**TEXT EXTRACT:**
(begin)

After our mandatory two-week shutdown, MERCEDES GP PETRONAS was back at work last week. Only a few days to prepare everything for Spa, fill the trucks, take to the road again… it’s amazing how we can forget all about it in only two weeks - and how quickly the habits come back too. Travel kit, seat booking, shuttle, airport, security checks, flight, shuttle, hotel, track, hotel, track, airport, factory, home…
After a pretty harsh first day, the routine was back. And how much did we miss this routine! After what probably felt like an eternity for the fans, what better place could host a comeback to Formula One than Spa?
The Belgian Grand Prix, thanks to the amazingly unpredictable weather and the beauty of its seven kilometre track, is always an event drivers admire and strategists love to hate - and hate to love.
For the team, the nature of the track itself with its long straights, combined with the power of the Mercedes-Benz engine, meant that this weekend, at least on paper, was supposed to be a good one. But then again, the weather, the other teams, so many parameters can ruin what everyone expects to be a good weekend beforehand.
Another element to spice up our weekend obviously was Michael’s very special celebration… his Formula One career started on this very track 20 years ago! Suffice to say Michael was quite keen to make it an even more special weekend than it already was. What followed was probably one as the best fight backs of the season!
Friday turned out to be a very typical Spa day – rain joined the party quite quickly during the first practice session and all drivers had pretty limited dry running – four laps for both our drivers to be precise. The teams managed to cover little work on set-up but Michael was in a confident state of mind.

(end)

**WORK REQUIRED:** Which quantities does the Spa race report give with a number, and what does each one measure? You won't need the material at all.

[Annotated region listings]
(begin)

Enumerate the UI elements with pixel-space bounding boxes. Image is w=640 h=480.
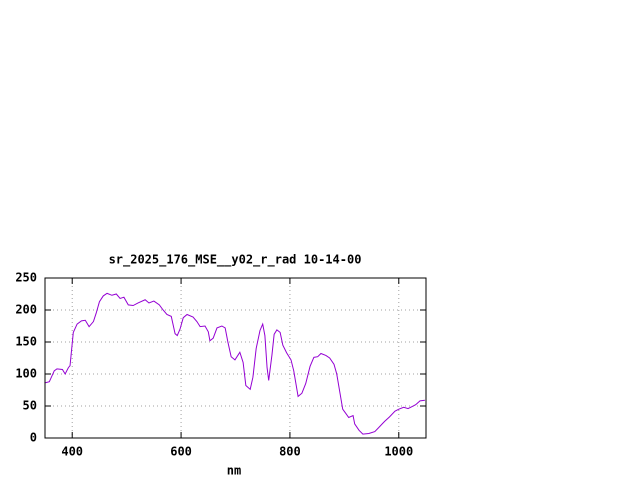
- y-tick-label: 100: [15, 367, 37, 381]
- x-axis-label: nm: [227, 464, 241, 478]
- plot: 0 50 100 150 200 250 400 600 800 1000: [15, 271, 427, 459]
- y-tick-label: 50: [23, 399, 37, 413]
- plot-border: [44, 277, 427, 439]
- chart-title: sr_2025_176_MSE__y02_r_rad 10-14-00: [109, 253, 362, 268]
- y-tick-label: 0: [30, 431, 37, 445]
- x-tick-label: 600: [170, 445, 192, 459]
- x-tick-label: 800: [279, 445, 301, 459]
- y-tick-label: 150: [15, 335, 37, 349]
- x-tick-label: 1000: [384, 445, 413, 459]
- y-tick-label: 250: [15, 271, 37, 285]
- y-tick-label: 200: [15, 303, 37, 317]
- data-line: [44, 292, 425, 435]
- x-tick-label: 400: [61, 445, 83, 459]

(end)

**REPLY TO THE EXERCISE:**
- Two weeks: the length of the mandatory shutdown
- Seven kilometers: the length of the Spa track
- 20 years: the time since Michael's Formula One career began on this track
- Four laps: the dry running each of the team's drivers got on Friday